§ PROBLEM: Read the listing below and copy out every line that holds "title".

§ DATASET:
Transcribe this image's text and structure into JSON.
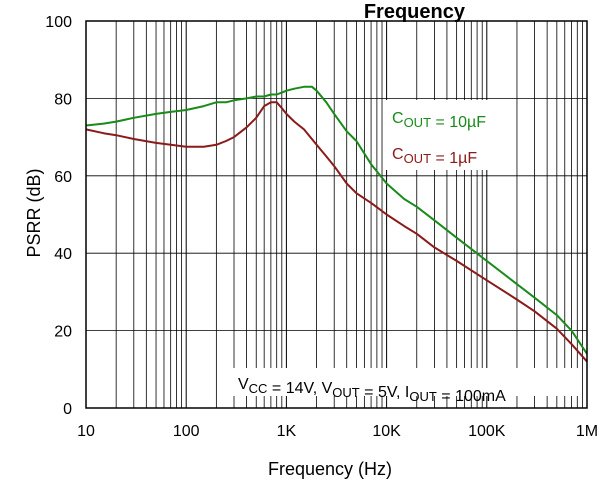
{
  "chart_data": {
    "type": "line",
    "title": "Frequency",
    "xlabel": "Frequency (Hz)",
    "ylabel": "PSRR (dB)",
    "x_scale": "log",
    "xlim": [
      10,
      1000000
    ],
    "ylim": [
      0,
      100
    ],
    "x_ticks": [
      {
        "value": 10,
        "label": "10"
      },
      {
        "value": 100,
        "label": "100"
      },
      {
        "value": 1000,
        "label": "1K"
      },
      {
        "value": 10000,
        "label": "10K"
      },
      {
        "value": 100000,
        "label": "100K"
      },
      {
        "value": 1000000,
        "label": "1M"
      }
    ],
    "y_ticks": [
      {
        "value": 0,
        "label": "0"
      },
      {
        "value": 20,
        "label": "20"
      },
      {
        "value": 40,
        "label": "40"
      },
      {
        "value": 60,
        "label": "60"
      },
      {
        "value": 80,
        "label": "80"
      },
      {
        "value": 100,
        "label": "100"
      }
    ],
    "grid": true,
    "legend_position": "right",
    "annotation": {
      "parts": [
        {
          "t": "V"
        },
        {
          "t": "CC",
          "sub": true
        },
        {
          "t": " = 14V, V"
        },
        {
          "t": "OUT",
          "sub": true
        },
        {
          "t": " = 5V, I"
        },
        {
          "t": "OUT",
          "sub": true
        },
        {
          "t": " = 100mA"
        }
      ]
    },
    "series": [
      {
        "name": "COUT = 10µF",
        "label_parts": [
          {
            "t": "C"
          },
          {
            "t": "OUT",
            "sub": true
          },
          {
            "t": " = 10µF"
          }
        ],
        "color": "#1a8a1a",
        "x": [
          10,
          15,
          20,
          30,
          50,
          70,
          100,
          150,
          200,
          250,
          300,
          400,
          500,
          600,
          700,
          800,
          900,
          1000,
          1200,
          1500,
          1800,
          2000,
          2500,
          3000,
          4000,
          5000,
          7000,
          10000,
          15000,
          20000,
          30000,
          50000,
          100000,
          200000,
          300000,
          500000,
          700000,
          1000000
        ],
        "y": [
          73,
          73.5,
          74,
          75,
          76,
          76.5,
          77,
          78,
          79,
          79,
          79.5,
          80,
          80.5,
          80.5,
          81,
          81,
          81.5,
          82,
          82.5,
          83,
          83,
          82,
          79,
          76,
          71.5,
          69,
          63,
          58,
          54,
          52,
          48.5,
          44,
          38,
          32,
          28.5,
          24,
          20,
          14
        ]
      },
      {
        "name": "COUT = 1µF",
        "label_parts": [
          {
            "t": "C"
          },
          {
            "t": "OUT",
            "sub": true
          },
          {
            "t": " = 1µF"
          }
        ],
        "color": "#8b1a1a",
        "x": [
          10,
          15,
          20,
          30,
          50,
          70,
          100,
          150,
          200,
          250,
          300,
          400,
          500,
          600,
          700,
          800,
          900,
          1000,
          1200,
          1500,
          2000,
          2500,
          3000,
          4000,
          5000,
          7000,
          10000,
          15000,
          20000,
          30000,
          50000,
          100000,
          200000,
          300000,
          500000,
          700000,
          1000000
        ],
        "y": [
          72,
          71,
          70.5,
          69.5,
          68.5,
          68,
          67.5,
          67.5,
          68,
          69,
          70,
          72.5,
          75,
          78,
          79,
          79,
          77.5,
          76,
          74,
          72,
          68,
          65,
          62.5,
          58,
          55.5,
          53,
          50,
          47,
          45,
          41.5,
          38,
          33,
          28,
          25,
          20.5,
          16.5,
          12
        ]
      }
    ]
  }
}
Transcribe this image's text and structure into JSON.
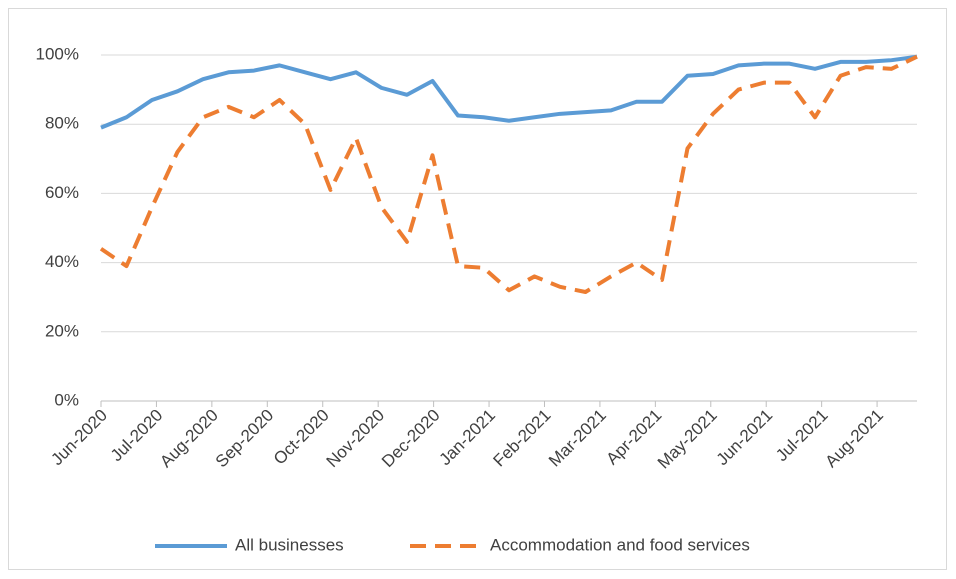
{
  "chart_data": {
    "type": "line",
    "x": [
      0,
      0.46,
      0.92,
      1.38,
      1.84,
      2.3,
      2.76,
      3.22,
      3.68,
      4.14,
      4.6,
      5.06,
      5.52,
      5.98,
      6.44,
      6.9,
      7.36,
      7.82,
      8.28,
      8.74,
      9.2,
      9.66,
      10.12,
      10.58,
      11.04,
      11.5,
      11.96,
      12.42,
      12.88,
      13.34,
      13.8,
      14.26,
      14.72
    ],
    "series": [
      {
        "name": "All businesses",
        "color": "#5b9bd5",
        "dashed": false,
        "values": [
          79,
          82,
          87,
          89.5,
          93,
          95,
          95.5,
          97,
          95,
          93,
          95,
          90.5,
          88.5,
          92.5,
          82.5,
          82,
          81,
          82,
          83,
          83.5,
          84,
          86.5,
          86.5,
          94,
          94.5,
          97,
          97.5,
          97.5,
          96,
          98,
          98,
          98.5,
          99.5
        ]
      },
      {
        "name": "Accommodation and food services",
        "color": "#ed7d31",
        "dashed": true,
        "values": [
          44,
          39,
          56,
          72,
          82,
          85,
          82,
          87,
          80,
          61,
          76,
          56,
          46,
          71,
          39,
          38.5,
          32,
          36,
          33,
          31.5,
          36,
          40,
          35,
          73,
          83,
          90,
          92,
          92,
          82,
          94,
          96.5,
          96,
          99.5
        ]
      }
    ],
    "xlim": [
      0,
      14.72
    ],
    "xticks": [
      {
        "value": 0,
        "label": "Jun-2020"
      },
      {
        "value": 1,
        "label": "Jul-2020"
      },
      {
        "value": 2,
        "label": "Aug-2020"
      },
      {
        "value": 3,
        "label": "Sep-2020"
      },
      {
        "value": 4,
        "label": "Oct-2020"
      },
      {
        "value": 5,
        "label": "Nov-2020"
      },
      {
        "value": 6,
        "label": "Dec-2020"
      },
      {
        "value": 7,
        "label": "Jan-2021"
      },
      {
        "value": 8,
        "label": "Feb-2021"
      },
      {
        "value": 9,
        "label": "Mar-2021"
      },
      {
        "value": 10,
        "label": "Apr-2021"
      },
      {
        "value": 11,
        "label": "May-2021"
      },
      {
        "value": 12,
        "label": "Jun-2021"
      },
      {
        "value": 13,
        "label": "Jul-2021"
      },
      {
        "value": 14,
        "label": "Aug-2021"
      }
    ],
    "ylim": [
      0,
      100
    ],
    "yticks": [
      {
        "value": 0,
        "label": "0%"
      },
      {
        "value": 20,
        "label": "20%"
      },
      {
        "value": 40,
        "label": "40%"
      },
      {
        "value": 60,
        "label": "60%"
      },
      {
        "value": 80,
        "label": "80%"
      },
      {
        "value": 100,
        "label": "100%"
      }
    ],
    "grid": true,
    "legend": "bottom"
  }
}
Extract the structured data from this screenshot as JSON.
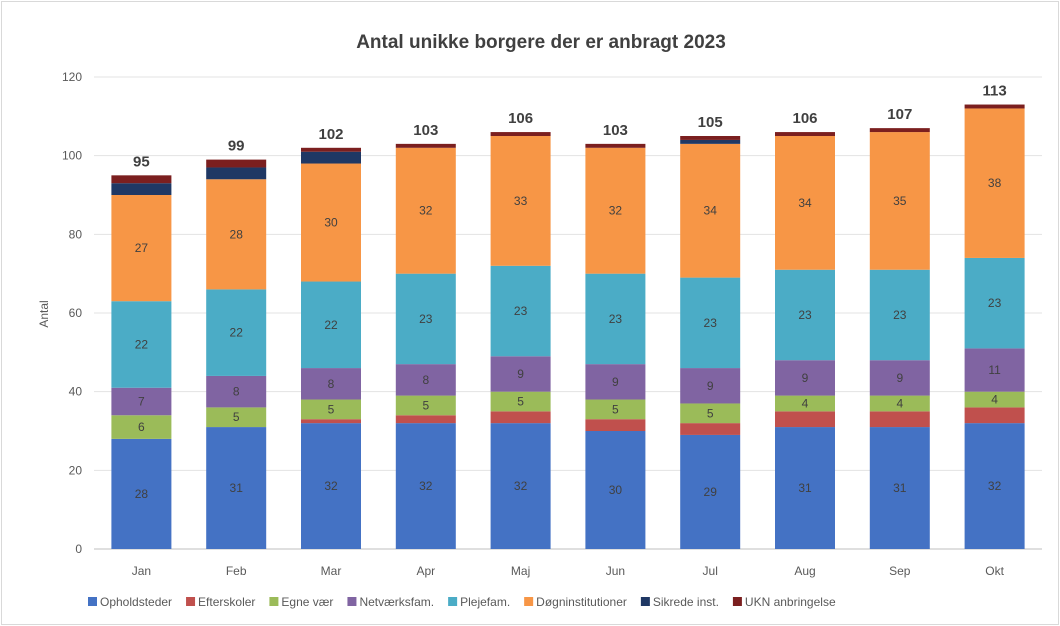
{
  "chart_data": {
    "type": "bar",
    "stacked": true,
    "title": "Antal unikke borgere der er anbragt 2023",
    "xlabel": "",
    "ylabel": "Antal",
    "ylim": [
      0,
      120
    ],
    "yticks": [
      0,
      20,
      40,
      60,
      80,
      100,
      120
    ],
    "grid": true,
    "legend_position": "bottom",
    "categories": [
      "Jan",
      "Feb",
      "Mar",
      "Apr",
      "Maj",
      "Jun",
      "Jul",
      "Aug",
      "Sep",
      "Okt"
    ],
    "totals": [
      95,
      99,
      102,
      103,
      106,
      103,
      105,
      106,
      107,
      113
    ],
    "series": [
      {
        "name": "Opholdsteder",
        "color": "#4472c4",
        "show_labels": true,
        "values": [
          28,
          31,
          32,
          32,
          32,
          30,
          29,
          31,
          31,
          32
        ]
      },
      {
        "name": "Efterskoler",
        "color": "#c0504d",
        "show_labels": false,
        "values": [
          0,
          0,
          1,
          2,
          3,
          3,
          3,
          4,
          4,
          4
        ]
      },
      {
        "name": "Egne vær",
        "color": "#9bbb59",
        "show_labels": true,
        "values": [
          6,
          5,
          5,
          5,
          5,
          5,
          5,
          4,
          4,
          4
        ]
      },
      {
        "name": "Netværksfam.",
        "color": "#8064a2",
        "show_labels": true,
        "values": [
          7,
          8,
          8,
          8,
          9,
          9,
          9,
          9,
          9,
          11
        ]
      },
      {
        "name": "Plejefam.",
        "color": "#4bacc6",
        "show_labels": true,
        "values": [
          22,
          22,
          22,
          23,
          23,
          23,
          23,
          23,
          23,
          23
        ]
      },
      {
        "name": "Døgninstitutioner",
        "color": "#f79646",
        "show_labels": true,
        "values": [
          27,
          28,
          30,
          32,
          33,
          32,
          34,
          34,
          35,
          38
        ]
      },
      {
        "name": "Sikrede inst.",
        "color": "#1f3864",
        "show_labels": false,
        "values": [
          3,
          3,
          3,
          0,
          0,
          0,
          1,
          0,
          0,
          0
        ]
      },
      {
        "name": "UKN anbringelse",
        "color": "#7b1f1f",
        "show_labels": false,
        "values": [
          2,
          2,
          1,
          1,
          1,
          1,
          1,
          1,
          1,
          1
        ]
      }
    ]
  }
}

§ FINAL ANSWER:
    "title": "Frequency",
    "title": "Antal unikke borgere der er anbragt 2023",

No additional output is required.